====== 読解本文
前述したように、ヒトVCP遺伝子変異そのものによって前頭側頭葉変性症を発症することが知られています。この変異によってVCPの機能が亢進するのか低下するのかについてはよく分かっていませんでした。例えば大腸菌で作った変異VCPタンパク質ではATP分解酵素活性が上昇しているとの報告もありました(Halawani et al, Mol Cell Biol 2009)。しかし、その後、VCP遺伝子変異はミトコンドリアの機能障害を介してATP産生の減少につながること(Baltolome et al, Neuron 2013)など、遺伝子変異はVCPの機能低下につながるという報告が増えています。したがって、本研究で示した4種類のポリグルタミン病におけるVCPの機能低下という所見と合わせると、ポリグルタミン病と前頭側頭葉変性症は、VCP機能という点から病態を共有することを意味しています。

今後の展望

今回の研究では、VCPを介して複数の神経変性疾患グループにまたがって共通する分子病態を解明しました。このような共通した病態を利用して、複数の神経変性疾患にすべて作用しうる薬剤・治療法の開発が期待できます。例えば、本研究ではショウジョウバエモデルに対するVCP補充の治療効果を示しましたが、モデルマウスでの効果確認を経て、ヒト変性疾患の治療に応用できる可能性があります。すでに、岡澤グループでは、ウィルスベクターを用いて神経細胞に遺伝子を導入する方法が確立しており、今後、VCPを分子標的とするウィルスベクターなどを用いて変性疾患の根本的治療につながる研究を行う予定です。
============
====== 抽出資料
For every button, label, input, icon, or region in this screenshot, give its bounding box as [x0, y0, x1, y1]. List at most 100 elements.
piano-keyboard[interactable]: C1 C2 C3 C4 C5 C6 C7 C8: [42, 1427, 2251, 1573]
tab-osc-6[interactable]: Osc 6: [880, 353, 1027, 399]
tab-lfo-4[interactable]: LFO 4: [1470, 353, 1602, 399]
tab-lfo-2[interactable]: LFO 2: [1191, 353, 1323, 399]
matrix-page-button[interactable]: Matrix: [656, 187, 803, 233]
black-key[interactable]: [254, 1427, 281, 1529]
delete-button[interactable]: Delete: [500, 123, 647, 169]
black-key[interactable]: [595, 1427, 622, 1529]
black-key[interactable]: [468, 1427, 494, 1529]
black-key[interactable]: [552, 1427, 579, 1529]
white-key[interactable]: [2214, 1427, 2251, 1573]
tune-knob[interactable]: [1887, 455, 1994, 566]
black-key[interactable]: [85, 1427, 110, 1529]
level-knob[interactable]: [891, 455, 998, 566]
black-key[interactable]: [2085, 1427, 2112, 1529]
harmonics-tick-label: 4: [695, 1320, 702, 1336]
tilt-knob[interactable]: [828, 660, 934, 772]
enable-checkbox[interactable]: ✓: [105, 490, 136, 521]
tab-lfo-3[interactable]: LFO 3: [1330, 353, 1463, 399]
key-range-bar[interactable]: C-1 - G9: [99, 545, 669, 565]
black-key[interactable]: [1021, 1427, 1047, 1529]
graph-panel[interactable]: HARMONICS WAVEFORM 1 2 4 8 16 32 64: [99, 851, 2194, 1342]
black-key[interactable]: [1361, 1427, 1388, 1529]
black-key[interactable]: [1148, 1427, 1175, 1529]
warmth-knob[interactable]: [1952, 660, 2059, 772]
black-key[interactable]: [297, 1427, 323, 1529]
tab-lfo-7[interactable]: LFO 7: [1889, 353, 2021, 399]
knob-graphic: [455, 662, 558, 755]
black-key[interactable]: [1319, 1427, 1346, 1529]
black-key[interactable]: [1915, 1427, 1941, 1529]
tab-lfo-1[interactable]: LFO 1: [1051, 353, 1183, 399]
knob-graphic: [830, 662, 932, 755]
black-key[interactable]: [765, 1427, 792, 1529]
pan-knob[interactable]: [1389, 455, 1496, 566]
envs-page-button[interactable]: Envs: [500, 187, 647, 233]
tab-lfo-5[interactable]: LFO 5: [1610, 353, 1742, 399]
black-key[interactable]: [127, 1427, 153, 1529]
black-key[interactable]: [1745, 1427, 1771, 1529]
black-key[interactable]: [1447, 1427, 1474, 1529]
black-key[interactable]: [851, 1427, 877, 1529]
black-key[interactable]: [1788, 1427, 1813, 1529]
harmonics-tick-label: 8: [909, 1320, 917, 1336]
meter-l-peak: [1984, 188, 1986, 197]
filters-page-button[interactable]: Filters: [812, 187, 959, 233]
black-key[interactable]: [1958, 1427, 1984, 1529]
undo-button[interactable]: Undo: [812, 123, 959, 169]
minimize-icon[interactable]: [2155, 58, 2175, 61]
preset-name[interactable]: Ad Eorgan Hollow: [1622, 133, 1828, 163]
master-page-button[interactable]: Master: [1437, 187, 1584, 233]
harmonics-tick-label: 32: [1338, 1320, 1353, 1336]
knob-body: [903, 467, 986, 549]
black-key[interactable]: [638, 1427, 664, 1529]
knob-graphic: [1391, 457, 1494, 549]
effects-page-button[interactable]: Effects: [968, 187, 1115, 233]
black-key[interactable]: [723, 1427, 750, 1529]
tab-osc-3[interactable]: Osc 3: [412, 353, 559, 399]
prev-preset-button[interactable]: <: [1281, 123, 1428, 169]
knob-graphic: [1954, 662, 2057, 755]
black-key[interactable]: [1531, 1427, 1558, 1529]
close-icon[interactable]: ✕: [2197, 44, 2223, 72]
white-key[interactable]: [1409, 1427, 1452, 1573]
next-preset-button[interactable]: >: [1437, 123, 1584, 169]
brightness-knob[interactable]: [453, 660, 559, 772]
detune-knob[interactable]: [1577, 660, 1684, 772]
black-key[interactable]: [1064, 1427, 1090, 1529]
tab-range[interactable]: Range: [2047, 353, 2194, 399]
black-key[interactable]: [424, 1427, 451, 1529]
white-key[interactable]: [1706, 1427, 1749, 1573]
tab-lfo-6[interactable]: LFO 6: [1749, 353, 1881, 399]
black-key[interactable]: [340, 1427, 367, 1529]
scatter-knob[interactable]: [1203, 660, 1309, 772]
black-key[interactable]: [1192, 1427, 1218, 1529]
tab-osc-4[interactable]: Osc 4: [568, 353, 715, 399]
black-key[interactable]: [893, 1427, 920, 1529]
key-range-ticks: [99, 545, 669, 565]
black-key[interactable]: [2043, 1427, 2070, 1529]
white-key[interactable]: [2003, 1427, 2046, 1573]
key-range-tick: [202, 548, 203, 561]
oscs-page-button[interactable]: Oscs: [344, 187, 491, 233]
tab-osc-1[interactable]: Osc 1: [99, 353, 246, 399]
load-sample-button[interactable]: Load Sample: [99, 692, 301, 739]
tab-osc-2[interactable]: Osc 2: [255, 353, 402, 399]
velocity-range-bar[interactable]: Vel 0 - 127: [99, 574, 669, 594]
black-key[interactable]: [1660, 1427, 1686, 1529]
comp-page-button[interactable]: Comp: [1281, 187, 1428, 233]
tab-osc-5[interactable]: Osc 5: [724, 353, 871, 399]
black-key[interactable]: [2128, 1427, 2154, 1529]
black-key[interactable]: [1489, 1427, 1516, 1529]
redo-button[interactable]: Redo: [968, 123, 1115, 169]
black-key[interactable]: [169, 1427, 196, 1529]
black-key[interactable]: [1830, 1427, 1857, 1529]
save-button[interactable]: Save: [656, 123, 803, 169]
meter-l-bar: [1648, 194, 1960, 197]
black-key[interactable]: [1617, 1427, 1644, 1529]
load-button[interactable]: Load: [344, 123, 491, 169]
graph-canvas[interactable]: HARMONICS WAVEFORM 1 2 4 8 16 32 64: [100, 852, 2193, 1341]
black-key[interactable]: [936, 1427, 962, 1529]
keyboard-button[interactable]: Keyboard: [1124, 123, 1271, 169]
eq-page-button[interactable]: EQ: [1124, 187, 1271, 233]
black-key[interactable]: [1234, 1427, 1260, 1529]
============
### 必要な作業 1
VCPと神経変性疾患に関する本文の「今回の研究では、VCPを介し」から「つながる研究を行う予定です。」までを、最後の部分も含めて、「ウィルスベクター」を「ウイルスベクター」に置き換えて書き直してもらえますか？
### 必要な作業 2
VCPと神経変性疾患に関する本文の最後の文に続けて、その先を書いてもらえますか？

### あなたの回答 1
今回の研究では、VCPを介して複数の神経変性疾患グループにまたがって共通する分子病態を解明しました。このような共通した病態を利用して、複数の神経変性疾患にすべて作用しうる薬剤・治療法の開発が期待できます。例えば、本研究ではショウジョウバエモデルに対するVCP補充の治療効果を示しましたが、モデルマウスでの効果確認を経て、ヒト変性疾患の治療に応用できる可能性があります。すでに、岡澤グループでは、ウイルスベクターを用いて神経細胞に遺伝子を導入する方法が確立しており、今後、VCPを分子標的とするウイルスベクターなどを用いて変性疾患の根本的治療につながる研究を行う予定です。

### あなたの回答 2
 また、岡澤グループは、文部科学省脳科学研究戦略推進プログラム課題E「心身の健康を維持する脳の分子基盤と環境因子」において、網羅的な病態シグナル解析を行っています。本研究成果と網羅的シグナル解析結果とを参照することで、環境因子がどのように前頭側頭葉変性症やポリグルタミン病などの認知症に影響を与えるかについても、今後の成果が期待できます。


本成果はNature Communications誌オンライン版(米国東部時間2013 年5月7日発行)に掲載されました。本研究は、東京医科歯科大学と、カリフォルニア大学サンディエゴ校、セント・ジュード小児病院、名古屋大学、マックスデルブルック分子医学研究所などとの共同で行われました。また本研究は、文部科学省脳科学研究戦略推進プログラム課題E「心身の健康を維持する脳の分子基盤と環境因子」、文部科学省新学術領域研究「シナプス・ニューロサーキットパソロジーの創成」、JST戦略的創造研究推進事業CREST「精神・神経疾患の分子病態理解に基づく診断・治療へ向けた新技術の創出」の支援により実施されました。

論文タイトル

Fujita K, Nakamura Y, Oka T, Ito H, Tamura T, Tagawa K, Sasabe T, Katsuta A, Motoki K, Shiwaku H, Sone M, Yoshida C, Katsuno M, Eishi Y, Murata M, Taylor JP, Wanker EE, Kono K, Tashiro S, Sobue G, La Spada AR, and Okazawa H (2013) A functional deficiency of TERA/VCP/p97 contributes to impaired DNA damage repair in multiple polyglutamine diseases. Nature Communications. In press.
(「複数のポリグルタミン病におけるDNA損傷修復障害にTERA/VCP/p97が寄与する」)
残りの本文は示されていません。